▸ **EXERCISE AIM**
Write out the listing below in full and exactly, leaving out every picture.

▸ **LISTED RECORDS**

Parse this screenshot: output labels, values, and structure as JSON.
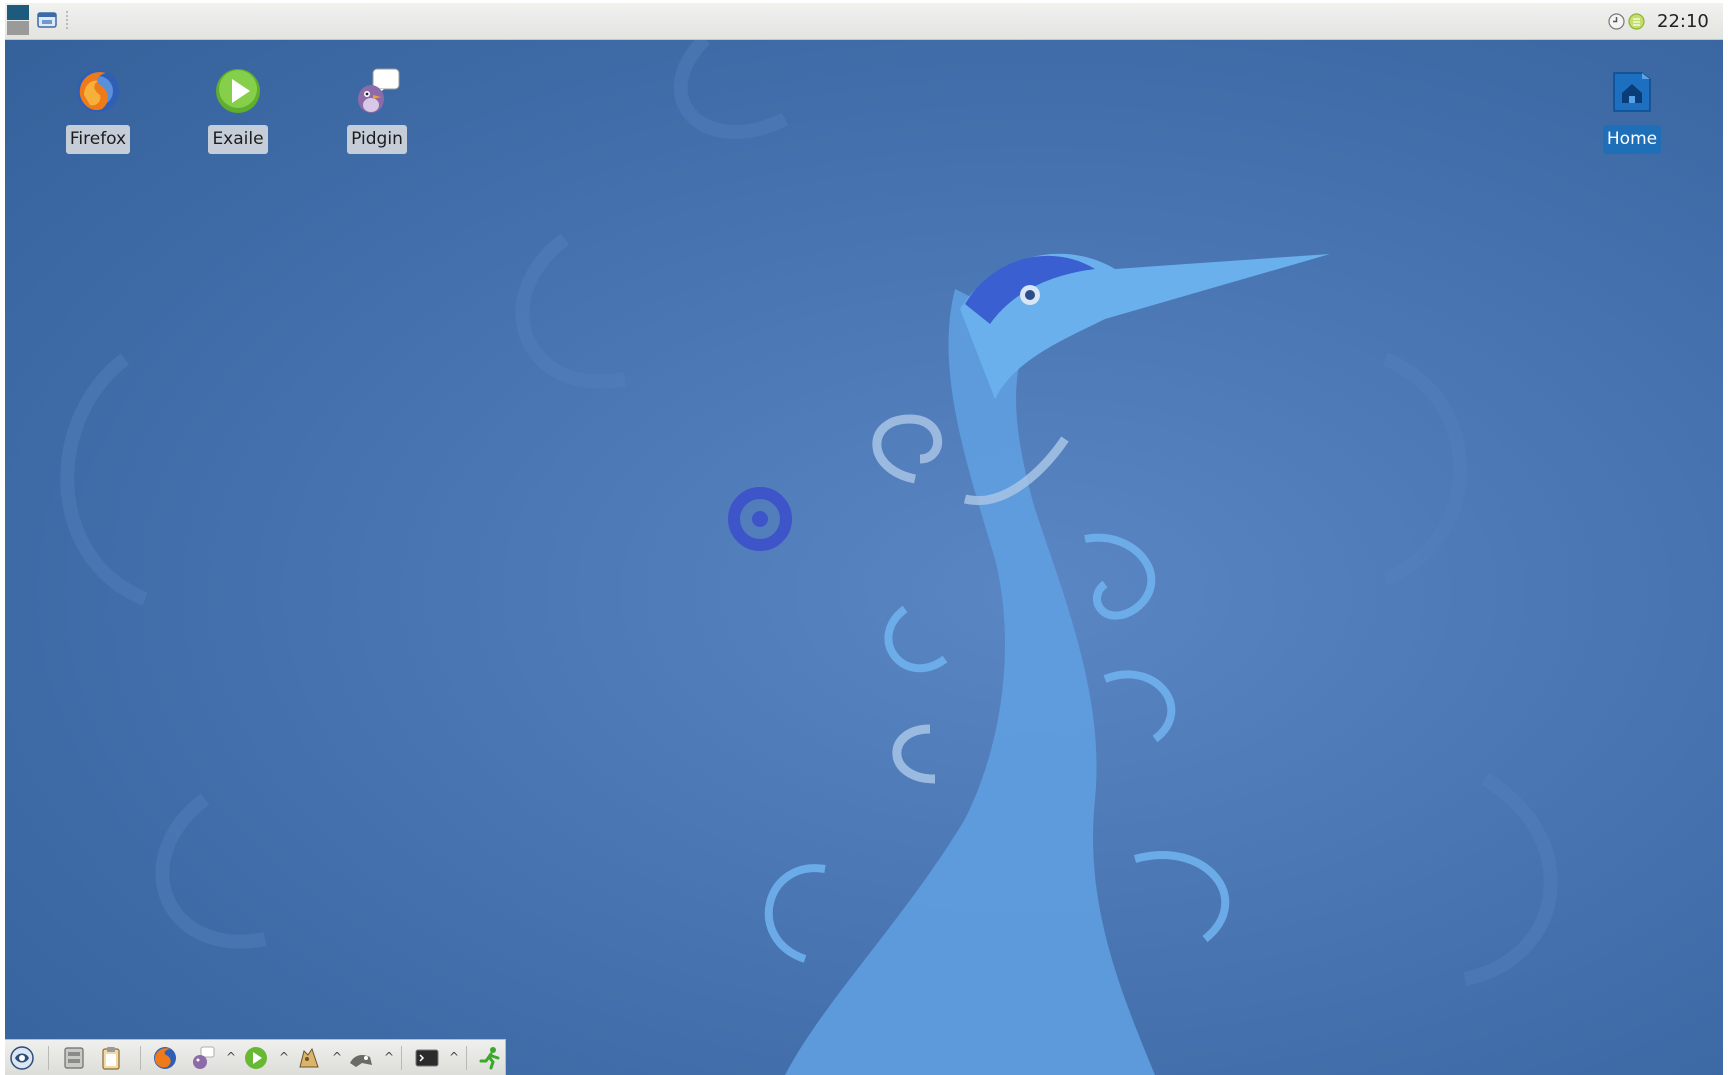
{
  "top_panel": {
    "clock": "22:10"
  },
  "desktop": {
    "icons": [
      {
        "label": "Firefox",
        "icon": "firefox-icon"
      },
      {
        "label": "Exaile",
        "icon": "exaile-icon"
      },
      {
        "label": "Pidgin",
        "icon": "pidgin-icon"
      },
      {
        "label": "Home",
        "icon": "home-folder-icon",
        "selected": true
      }
    ]
  },
  "bottom_panel": {
    "launchers": [
      "main-menu-icon",
      "file-manager-icon",
      "clipboard-icon",
      "firefox-icon",
      "pidgin-icon",
      "exaile-icon",
      "gimp-icon",
      "terminal-icon",
      "run-icon"
    ]
  },
  "colors": {
    "desktop_bg": "#4c78b6",
    "panel_bg": "#e8e8e6",
    "selection": "#1f6fb8"
  }
}
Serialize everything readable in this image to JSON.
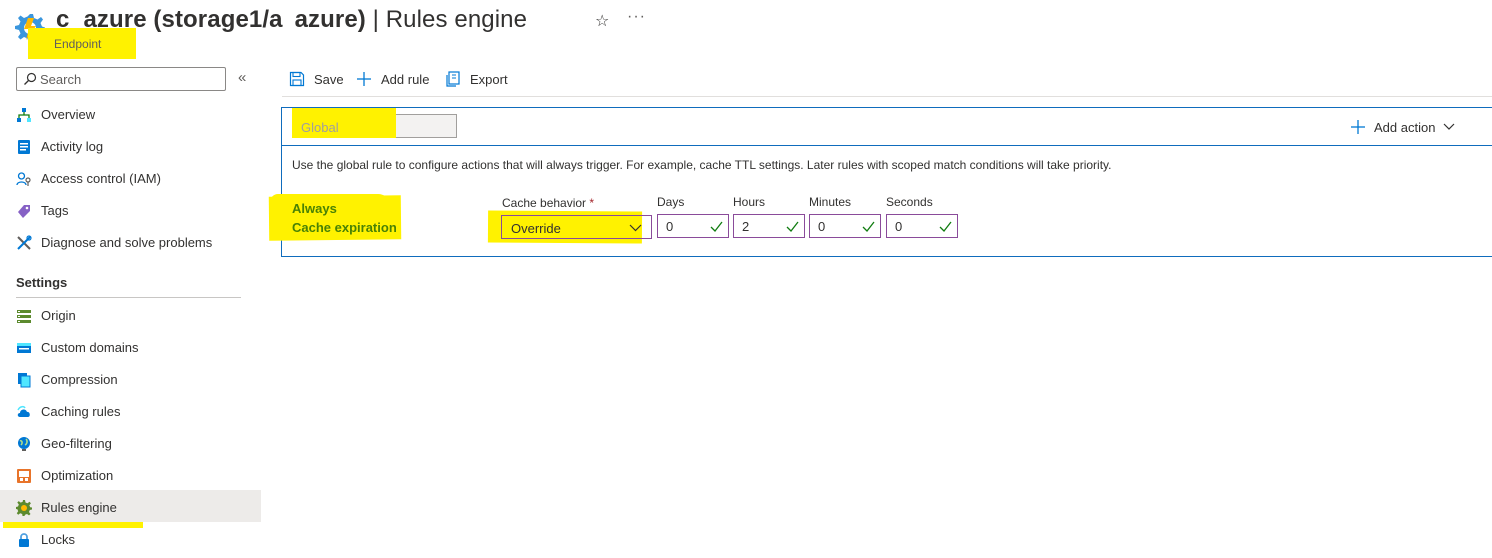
{
  "header": {
    "title_prefix": "c",
    "title_name": "azure (storage1/a",
    "title_name2": "azure)",
    "title_suffix": " | Rules engine",
    "subtitle": "Endpoint",
    "star_glyph": "☆",
    "more_glyph": "···"
  },
  "sidebar": {
    "search_placeholder": "Search",
    "collapse_glyph": "«",
    "items": [
      {
        "label": "Overview",
        "icon": "overview-icon"
      },
      {
        "label": "Activity log",
        "icon": "activity-log-icon"
      },
      {
        "label": "Access control (IAM)",
        "icon": "iam-icon"
      },
      {
        "label": "Tags",
        "icon": "tag-icon"
      },
      {
        "label": "Diagnose and solve problems",
        "icon": "wrench-icon"
      }
    ],
    "section_title": "Settings",
    "settings_items": [
      {
        "label": "Origin",
        "icon": "origin-icon"
      },
      {
        "label": "Custom domains",
        "icon": "custom-domains-icon"
      },
      {
        "label": "Compression",
        "icon": "compression-icon"
      },
      {
        "label": "Caching rules",
        "icon": "cloud-icon"
      },
      {
        "label": "Geo-filtering",
        "icon": "globe-icon"
      },
      {
        "label": "Optimization",
        "icon": "optimization-icon"
      },
      {
        "label": "Rules engine",
        "icon": "gear-icon",
        "active": true
      },
      {
        "label": "Locks",
        "icon": "lock-icon"
      }
    ]
  },
  "toolbar": {
    "save_label": "Save",
    "add_rule_label": "Add rule",
    "export_label": "Export"
  },
  "rule": {
    "name": "Global",
    "add_action_label": "Add action",
    "description": "Use the global rule to configure actions that will always trigger. For example, cache TTL settings. Later rules with scoped match conditions will take priority.",
    "condition_line1": "Always",
    "condition_line2": "Cache expiration",
    "cache_behavior_label": "Cache behavior",
    "required_mark": "*",
    "cache_behavior_value": "Override",
    "days_label": "Days",
    "days_value": "0",
    "hours_label": "Hours",
    "hours_value": "2",
    "minutes_label": "Minutes",
    "minutes_value": "0",
    "seconds_label": "Seconds",
    "seconds_value": "0"
  },
  "colors": {
    "accent": "#0f6cbd",
    "highlight": "#fff200",
    "condition_green": "#498205",
    "field_border": "#8a4b9a",
    "check_green": "#107c10"
  }
}
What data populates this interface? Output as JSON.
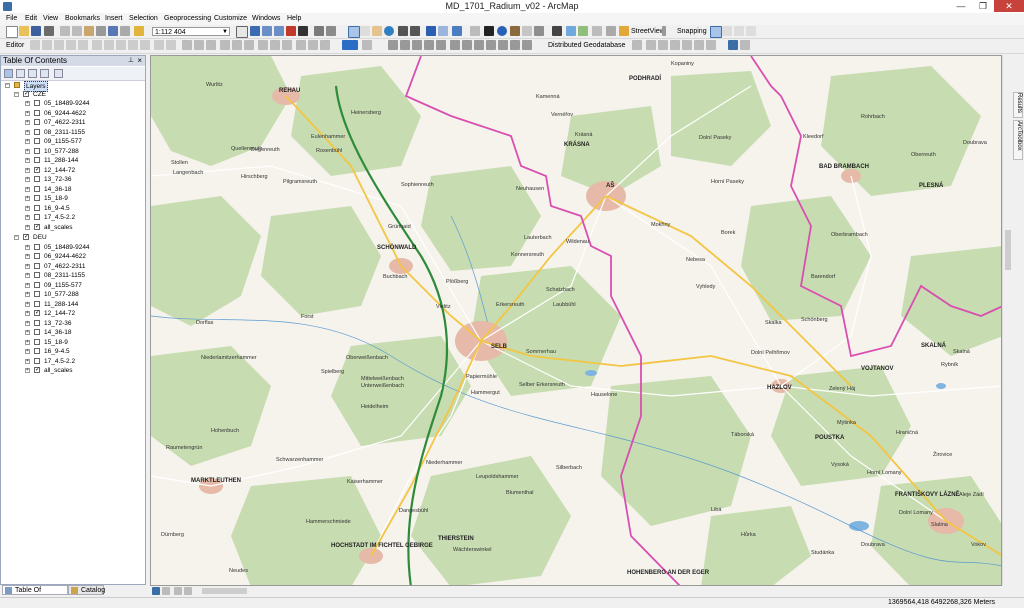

▸ **RESULT FOR THIS TASK**
Parse this screenshot: output labels, values, and structure as JSON.
{
  "top_panel": {
    "clock": "22:10"
  },
  "desktop": {
    "icons": [
      {
        "label": "Firefox",
        "icon": "firefox-icon"
      },
      {
        "label": "Exaile",
        "icon": "exaile-icon"
      },
      {
        "label": "Pidgin",
        "icon": "pidgin-icon"
      },
      {
        "label": "Home",
        "icon": "home-folder-icon",
        "selected": true
      }
    ]
  },
  "bottom_panel": {
    "launchers": [
      "main-menu-icon",
      "file-manager-icon",
      "clipboard-icon",
      "firefox-icon",
      "pidgin-icon",
      "exaile-icon",
      "gimp-icon",
      "terminal-icon",
      "run-icon"
    ]
  },
  "colors": {
    "desktop_bg": "#4c78b6",
    "panel_bg": "#e8e8e6",
    "selection": "#1f6fb8"
  }
}
Serialize everything readable in this image to JSON.
{
  "header": {
    "title_prefix": "c",
    "title_name": "azure (storage1/a",
    "title_name2": "azure)",
    "title_suffix": " | Rules engine",
    "subtitle": "Endpoint",
    "star_glyph": "☆",
    "more_glyph": "···"
  },
  "sidebar": {
    "search_placeholder": "Search",
    "collapse_glyph": "«",
    "items": [
      {
        "label": "Overview",
        "icon": "overview-icon"
      },
      {
        "label": "Activity log",
        "icon": "activity-log-icon"
      },
      {
        "label": "Access control (IAM)",
        "icon": "iam-icon"
      },
      {
        "label": "Tags",
        "icon": "tag-icon"
      },
      {
        "label": "Diagnose and solve problems",
        "icon": "wrench-icon"
      }
    ],
    "section_title": "Settings",
    "settings_items": [
      {
        "label": "Origin",
        "icon": "origin-icon"
      },
      {
        "label": "Custom domains",
        "icon": "custom-domains-icon"
      },
      {
        "label": "Compression",
        "icon": "compression-icon"
      },
      {
        "label": "Caching rules",
        "icon": "cloud-icon"
      },
      {
        "label": "Geo-filtering",
        "icon": "globe-icon"
      },
      {
        "label": "Optimization",
        "icon": "optimization-icon"
      },
      {
        "label": "Rules engine",
        "icon": "gear-icon",
        "active": true
      },
      {
        "label": "Locks",
        "icon": "lock-icon"
      }
    ]
  },
  "toolbar": {
    "save_label": "Save",
    "add_rule_label": "Add rule",
    "export_label": "Export"
  },
  "rule": {
    "name": "Global",
    "add_action_label": "Add action",
    "description": "Use the global rule to configure actions that will always trigger. For example, cache TTL settings. Later rules with scoped match conditions will take priority.",
    "condition_line1": "Always",
    "condition_line2": "Cache expiration",
    "cache_behavior_label": "Cache behavior",
    "required_mark": "*",
    "cache_behavior_value": "Override",
    "days_label": "Days",
    "days_value": "0",
    "hours_label": "Hours",
    "hours_value": "2",
    "minutes_label": "Minutes",
    "minutes_value": "0",
    "seconds_label": "Seconds",
    "seconds_value": "0"
  },
  "colors": {
    "accent": "#0f6cbd",
    "highlight": "#fff200",
    "condition_green": "#498205",
    "field_border": "#8a4b9a",
    "check_green": "#107c10"
  }
}
What data populates this interface? Output as JSON.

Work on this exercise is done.